▶ **Your objective**
List each line holding the string "title".

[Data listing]
↓
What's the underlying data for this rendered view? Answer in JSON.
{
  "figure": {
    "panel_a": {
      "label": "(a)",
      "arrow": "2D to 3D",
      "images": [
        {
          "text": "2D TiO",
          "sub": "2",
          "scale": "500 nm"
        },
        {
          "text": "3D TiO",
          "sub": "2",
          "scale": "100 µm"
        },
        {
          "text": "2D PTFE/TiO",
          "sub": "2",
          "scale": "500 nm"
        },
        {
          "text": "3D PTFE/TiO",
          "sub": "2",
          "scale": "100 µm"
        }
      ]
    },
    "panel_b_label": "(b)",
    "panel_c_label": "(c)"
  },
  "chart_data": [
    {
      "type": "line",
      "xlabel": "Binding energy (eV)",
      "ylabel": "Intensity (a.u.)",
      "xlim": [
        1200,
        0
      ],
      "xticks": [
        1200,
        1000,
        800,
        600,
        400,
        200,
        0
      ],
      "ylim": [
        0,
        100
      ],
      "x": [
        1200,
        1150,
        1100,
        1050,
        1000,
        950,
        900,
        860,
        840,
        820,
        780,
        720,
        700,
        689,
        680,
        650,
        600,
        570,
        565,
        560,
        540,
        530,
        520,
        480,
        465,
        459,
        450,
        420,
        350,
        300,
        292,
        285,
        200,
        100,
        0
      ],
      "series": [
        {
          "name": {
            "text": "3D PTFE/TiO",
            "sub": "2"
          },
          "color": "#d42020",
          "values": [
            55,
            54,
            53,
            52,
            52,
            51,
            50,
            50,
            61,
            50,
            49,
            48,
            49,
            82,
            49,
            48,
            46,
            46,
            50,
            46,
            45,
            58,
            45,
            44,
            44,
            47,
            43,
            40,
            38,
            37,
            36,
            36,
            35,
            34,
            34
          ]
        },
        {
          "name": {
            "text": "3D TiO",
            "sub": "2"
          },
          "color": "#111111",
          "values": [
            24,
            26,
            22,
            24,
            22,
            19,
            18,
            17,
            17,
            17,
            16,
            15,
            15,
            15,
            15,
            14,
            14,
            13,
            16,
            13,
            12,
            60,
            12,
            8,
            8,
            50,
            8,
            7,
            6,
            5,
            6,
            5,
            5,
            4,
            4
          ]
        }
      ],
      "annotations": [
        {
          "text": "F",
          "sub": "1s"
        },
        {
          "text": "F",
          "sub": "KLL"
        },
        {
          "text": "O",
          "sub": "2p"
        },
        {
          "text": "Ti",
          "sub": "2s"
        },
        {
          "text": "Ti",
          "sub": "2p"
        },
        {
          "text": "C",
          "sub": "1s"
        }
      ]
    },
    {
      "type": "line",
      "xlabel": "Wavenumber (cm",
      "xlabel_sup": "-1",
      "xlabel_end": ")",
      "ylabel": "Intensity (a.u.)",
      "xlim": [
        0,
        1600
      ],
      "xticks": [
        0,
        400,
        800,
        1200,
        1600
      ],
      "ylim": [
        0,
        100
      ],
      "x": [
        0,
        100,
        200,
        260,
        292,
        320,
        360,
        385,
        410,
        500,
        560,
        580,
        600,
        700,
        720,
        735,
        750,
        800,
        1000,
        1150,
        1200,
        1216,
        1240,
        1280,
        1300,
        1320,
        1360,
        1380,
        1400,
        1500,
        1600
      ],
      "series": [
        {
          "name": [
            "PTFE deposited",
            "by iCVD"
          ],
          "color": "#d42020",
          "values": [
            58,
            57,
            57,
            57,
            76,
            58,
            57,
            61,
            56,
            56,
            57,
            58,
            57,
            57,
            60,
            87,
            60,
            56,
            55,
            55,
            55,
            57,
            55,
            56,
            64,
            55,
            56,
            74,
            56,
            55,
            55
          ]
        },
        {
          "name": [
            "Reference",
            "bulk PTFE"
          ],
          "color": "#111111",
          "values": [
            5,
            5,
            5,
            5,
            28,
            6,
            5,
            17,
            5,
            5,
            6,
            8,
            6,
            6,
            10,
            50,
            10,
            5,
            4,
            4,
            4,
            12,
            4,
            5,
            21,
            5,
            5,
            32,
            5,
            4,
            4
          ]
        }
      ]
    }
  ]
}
↑
↓
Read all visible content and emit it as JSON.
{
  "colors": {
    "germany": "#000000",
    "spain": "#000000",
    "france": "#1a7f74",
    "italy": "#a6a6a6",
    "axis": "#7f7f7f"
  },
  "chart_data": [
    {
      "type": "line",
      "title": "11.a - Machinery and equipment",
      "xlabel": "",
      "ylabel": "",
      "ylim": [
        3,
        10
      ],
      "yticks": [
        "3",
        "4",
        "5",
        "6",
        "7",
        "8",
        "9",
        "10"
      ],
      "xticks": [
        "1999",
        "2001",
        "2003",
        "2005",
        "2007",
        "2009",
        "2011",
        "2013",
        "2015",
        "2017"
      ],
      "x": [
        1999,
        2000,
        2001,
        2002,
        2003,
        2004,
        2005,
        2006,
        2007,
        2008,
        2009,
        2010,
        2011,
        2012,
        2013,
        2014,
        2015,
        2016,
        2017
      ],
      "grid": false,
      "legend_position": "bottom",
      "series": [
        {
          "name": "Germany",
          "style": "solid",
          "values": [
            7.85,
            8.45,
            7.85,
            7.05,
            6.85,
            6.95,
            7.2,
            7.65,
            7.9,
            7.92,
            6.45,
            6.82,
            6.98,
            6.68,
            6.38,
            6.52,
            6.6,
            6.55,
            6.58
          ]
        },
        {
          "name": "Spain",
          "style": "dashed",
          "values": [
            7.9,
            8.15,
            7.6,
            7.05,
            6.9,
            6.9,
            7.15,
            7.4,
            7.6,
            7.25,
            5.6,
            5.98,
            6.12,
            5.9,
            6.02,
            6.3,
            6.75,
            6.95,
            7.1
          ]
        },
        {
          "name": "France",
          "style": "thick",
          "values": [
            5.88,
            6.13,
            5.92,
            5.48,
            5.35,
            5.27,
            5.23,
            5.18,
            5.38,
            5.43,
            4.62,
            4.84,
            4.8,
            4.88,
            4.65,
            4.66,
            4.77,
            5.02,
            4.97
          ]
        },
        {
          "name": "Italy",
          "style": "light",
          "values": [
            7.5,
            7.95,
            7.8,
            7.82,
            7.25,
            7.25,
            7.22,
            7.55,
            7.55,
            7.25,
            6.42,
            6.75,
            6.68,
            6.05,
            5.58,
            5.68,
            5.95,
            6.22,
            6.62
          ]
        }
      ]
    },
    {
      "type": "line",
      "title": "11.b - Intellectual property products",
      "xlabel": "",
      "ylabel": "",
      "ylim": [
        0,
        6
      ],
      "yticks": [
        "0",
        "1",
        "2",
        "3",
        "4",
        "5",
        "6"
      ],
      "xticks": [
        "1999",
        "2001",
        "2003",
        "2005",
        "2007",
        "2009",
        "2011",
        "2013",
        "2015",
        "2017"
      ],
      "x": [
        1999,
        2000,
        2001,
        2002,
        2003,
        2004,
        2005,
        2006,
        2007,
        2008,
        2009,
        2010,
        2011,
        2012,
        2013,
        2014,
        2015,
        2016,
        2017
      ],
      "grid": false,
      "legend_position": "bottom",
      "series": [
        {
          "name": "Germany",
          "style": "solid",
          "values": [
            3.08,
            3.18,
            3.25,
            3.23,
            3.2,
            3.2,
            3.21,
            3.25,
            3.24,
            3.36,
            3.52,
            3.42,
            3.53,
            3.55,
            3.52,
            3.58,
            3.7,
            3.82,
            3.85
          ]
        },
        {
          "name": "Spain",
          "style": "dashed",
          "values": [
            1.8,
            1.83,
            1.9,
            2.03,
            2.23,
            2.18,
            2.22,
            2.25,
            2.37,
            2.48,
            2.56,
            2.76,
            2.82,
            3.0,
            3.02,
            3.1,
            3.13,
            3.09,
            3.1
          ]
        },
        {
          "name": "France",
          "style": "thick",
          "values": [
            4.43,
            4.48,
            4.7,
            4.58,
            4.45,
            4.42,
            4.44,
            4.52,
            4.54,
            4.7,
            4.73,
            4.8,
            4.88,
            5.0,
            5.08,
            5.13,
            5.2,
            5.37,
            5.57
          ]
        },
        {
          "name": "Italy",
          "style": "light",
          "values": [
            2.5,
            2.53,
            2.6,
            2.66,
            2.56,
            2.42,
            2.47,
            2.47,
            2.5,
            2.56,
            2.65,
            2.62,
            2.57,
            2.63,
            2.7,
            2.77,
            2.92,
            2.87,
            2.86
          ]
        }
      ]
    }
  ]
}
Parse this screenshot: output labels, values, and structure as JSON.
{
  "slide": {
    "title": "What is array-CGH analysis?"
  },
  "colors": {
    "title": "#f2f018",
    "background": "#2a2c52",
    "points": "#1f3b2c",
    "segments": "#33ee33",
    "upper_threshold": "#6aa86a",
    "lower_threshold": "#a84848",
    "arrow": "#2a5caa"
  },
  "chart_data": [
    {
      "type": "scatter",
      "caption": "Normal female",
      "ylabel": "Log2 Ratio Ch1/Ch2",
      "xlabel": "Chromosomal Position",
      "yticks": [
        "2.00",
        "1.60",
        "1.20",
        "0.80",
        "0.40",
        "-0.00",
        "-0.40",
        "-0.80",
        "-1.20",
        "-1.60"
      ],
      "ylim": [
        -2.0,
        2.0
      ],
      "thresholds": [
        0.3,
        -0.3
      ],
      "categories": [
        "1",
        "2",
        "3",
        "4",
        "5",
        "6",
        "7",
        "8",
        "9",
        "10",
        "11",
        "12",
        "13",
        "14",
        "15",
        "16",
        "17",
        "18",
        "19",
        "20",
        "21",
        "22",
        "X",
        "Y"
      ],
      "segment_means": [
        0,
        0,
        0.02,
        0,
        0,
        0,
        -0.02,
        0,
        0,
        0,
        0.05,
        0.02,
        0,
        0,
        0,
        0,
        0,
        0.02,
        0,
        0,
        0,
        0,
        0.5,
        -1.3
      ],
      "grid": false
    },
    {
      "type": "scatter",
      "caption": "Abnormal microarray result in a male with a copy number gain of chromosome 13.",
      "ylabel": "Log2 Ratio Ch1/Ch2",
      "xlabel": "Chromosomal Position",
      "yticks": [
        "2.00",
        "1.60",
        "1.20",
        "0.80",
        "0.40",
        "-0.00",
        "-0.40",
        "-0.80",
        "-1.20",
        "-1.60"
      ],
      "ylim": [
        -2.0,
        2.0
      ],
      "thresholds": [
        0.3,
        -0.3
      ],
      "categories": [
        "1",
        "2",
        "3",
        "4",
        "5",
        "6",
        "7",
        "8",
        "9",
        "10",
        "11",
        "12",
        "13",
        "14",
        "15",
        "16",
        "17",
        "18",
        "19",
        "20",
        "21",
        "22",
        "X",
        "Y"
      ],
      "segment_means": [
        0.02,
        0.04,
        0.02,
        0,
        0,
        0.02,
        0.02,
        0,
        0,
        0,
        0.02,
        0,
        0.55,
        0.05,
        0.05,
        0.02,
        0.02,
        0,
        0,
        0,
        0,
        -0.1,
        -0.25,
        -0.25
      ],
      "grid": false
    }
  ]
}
↑
▶ **The reply**
      "title": "11.a - Machinery and equipment",
      "title": "11.b - Intellectual property products",
    "title": "What is array-CGH analysis?"
    "title": "#f2f018",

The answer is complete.